### Working data
****

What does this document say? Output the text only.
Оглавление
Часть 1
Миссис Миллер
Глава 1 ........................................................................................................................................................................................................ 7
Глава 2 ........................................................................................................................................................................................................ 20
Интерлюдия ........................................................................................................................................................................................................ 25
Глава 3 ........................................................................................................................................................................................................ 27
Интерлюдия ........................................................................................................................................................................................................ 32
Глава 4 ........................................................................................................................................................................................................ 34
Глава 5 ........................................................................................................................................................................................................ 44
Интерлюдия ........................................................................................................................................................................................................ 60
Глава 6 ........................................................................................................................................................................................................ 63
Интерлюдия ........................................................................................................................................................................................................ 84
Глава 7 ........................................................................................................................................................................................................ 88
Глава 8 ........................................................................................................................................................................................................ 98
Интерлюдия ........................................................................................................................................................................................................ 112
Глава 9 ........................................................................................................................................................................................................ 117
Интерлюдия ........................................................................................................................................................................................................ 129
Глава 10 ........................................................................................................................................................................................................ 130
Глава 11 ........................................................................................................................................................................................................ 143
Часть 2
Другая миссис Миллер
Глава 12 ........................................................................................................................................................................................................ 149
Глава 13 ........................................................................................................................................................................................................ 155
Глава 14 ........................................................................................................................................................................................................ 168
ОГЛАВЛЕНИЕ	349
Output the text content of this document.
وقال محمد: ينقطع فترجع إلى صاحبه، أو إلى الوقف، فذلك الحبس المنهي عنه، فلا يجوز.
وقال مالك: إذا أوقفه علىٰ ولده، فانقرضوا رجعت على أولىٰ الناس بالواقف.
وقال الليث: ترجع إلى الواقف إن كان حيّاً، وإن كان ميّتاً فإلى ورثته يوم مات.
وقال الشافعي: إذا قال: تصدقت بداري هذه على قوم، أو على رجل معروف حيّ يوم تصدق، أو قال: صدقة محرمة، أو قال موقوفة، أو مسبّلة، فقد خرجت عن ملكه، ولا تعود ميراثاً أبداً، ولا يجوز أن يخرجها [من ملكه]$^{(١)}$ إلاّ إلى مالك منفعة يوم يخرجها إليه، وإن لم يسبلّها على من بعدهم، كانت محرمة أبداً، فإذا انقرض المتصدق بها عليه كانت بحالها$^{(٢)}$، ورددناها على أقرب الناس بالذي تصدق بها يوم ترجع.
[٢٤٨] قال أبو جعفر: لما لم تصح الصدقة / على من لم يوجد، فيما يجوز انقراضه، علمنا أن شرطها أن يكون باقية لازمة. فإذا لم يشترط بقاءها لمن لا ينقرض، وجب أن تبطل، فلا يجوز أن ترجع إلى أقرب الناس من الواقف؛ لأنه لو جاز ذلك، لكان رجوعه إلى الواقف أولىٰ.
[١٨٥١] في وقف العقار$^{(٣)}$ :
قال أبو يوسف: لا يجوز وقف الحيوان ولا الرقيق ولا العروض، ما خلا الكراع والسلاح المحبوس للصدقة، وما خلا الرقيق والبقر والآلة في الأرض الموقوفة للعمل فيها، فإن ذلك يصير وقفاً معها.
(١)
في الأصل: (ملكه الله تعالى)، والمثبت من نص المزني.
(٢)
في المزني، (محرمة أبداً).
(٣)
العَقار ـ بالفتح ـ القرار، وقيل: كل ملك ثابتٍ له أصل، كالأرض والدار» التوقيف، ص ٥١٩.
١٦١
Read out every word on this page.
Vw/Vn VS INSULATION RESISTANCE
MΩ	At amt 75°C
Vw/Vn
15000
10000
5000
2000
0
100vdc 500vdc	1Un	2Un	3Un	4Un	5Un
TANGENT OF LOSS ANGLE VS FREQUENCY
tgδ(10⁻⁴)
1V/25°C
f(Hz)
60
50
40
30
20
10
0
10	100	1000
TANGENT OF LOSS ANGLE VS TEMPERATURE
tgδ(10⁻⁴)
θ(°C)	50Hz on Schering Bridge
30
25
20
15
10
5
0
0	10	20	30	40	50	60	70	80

****

### Task instructions
Retype every record above exactly as it appears.

### Solution for this task
What does this document say? Output the text only.
Оглавление
Часть 1
Миссис Миллер
Глава 1 ........................................................................................................................................................................................................ 7
Глава 2 ........................................................................................................................................................................................................ 20
Интерлюдия ........................................................................................................................................................................................................ 25
Глава 3 ........................................................................................................................................................................................................ 27
Интерлюдия ........................................................................................................................................................................................................ 32
Глава 4 ........................................................................................................................................................................................................ 34
Глава 5 ........................................................................................................................................................................................................ 44
Интерлюдия ........................................................................................................................................................................................................ 60
Глава 6 ........................................................................................................................................................................................................ 63
Интерлюдия ........................................................................................................................................................................................................ 84
Глава 7 ........................................................................................................................................................................................................ 88
Глава 8 ........................................................................................................................................................................................................ 98
Интерлюдия ........................................................................................................................................................................................................ 112
Глава 9 ........................................................................................................................................................................................................ 117
Интерлюдия ........................................................................................................................................................................................................ 129
Глава 10 ........................................................................................................................................................................................................ 130
Глава 11 ........................................................................................................................................................................................................ 143
Часть 2
Другая миссис Миллер
Глава 12 ........................................................................................................................................................................................................ 149
Глава 13 ........................................................................................................................................................................................................ 155
Глава 14 ........................................................................................................................................................................................................ 168
ОГЛАВЛЕНИЕ	349
Output the text content of this document.
وقال محمد: ينقطع فترجع إلى صاحبه، أو إلى الوقف، فذلك الحبس المنهي عنه، فلا يجوز.
وقال مالك: إذا أوقفه علىٰ ولده، فانقرضوا رجعت على أولىٰ الناس بالواقف.
وقال الليث: ترجع إلى الواقف إن كان حيّاً، وإن كان ميّتاً فإلى ورثته يوم مات.
وقال الشافعي: إذا قال: تصدقت بداري هذه على قوم، أو على رجل معروف حيّ يوم تصدق، أو قال: صدقة محرمة، أو قال موقوفة، أو مسبّلة، فقد خرجت عن ملكه، ولا تعود ميراثاً أبداً، ولا يجوز أن يخرجها [من ملكه]$^{(١)}$ إلاّ إلى مالك منفعة يوم يخرجها إليه، وإن لم يسبلّها على من بعدهم، كانت محرمة أبداً، فإذا انقرض المتصدق بها عليه كانت بحالها$^{(٢)}$، ورددناها على أقرب الناس بالذي تصدق بها يوم ترجع.
[٢٤٨] قال أبو جعفر: لما لم تصح الصدقة / على من لم يوجد، فيما يجوز انقراضه، علمنا أن شرطها أن يكون باقية لازمة. فإذا لم يشترط بقاءها لمن لا ينقرض، وجب أن تبطل، فلا يجوز أن ترجع إلى أقرب الناس من الواقف؛ لأنه لو جاز ذلك، لكان رجوعه إلى الواقف أولىٰ.
[١٨٥١] في وقف العقار$^{(٣)}$ :
قال أبو يوسف: لا يجوز وقف الحيوان ولا الرقيق ولا العروض، ما خلا الكراع والسلاح المحبوس للصدقة، وما خلا الرقيق والبقر والآلة في الأرض الموقوفة للعمل فيها، فإن ذلك يصير وقفاً معها.
(١)
في الأصل: (ملكه الله تعالى)، والمثبت من نص المزني.
(٢)
في المزني، (محرمة أبداً).
(٣)
العَقار ـ بالفتح ـ القرار، وقيل: كل ملك ثابتٍ له أصل، كالأرض والدار» التوقيف، ص ٥١٩.
١٦١
Read out every word on this page.
Vw/Vn VS INSULATION RESISTANCE
MΩ	At amt 75°C
Vw/Vn
15000
10000
5000
2000
0
100vdc 500vdc	1Un	2Un	3Un	4Un	5Un
TANGENT OF LOSS ANGLE VS FREQUENCY
tgδ(10⁻⁴)
1V/25°C
f(Hz)
60
50
40
30
20
10
0
10	100	1000
TANGENT OF LOSS ANGLE VS TEMPERATURE
tgδ(10⁻⁴)
θ(°C)	50Hz on Schering Bridge
30
25
20
15
10
5
0
0	10	20	30	40	50	60	70	80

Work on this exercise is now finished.